Copy out all lines with the word "Gross" in them.
## begin Raw records
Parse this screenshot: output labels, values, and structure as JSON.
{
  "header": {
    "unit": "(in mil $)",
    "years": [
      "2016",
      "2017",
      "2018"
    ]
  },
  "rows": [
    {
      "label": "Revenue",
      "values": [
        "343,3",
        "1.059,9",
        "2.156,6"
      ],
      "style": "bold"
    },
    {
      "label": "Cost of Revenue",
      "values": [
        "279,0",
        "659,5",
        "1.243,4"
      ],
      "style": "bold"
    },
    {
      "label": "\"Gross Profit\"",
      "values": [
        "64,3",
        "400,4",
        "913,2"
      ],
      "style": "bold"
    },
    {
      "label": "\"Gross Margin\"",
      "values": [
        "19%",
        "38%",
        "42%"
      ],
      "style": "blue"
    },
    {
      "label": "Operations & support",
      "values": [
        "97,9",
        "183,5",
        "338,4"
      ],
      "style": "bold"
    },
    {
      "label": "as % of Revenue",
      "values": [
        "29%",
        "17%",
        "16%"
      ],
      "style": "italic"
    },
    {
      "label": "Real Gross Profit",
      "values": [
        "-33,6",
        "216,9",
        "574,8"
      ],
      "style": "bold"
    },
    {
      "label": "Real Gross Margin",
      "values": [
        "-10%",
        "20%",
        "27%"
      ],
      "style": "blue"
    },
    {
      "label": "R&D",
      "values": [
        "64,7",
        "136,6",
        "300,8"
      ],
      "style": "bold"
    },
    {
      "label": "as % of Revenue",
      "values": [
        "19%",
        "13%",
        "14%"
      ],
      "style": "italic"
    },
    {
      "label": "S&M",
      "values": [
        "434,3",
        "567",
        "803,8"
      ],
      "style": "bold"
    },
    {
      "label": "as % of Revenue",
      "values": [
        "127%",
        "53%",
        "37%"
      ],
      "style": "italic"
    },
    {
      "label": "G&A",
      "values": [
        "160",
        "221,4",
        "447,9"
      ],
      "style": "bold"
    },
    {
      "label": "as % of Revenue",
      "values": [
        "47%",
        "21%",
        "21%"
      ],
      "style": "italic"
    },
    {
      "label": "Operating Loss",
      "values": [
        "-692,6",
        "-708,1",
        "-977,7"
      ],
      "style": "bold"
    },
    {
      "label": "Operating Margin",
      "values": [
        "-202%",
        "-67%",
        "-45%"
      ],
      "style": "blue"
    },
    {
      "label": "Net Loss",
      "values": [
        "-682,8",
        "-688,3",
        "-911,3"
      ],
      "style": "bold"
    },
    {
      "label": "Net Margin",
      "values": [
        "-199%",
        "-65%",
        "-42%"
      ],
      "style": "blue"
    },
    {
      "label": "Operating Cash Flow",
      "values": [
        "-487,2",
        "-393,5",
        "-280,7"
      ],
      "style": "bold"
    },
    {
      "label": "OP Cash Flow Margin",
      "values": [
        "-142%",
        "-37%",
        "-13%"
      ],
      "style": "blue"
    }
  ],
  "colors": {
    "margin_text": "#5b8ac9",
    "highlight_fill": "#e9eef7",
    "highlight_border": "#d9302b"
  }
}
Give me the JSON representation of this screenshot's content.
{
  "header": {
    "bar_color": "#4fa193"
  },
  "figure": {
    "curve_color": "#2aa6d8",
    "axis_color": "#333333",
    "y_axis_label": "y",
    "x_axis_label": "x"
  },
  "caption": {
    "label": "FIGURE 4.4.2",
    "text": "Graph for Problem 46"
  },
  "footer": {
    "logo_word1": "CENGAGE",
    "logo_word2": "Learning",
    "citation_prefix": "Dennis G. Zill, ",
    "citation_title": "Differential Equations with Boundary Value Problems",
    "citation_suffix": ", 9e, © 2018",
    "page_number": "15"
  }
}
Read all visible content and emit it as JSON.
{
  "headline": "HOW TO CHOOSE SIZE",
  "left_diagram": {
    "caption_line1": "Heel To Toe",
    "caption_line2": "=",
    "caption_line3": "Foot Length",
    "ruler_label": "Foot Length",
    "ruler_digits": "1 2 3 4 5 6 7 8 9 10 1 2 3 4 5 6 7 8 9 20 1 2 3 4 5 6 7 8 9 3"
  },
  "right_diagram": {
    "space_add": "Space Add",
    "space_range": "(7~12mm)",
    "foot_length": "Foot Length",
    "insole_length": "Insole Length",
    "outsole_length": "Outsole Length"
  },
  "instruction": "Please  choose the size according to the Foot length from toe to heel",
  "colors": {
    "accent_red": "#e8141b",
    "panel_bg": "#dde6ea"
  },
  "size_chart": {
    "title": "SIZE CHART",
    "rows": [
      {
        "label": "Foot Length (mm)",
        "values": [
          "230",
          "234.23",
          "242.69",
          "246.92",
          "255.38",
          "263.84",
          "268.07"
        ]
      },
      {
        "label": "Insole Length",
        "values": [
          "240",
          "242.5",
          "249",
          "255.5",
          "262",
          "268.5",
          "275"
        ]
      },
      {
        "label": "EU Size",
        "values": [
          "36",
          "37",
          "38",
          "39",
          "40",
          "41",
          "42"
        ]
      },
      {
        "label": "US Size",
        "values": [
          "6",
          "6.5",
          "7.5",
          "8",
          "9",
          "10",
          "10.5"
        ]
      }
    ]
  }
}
## end Raw records
Correct response:
      "label": "\"Gross Profit\"",
      "label": "\"Gross Margin\"",
      "label": "Real Gross Profit",
      "label": "Real Gross Margin",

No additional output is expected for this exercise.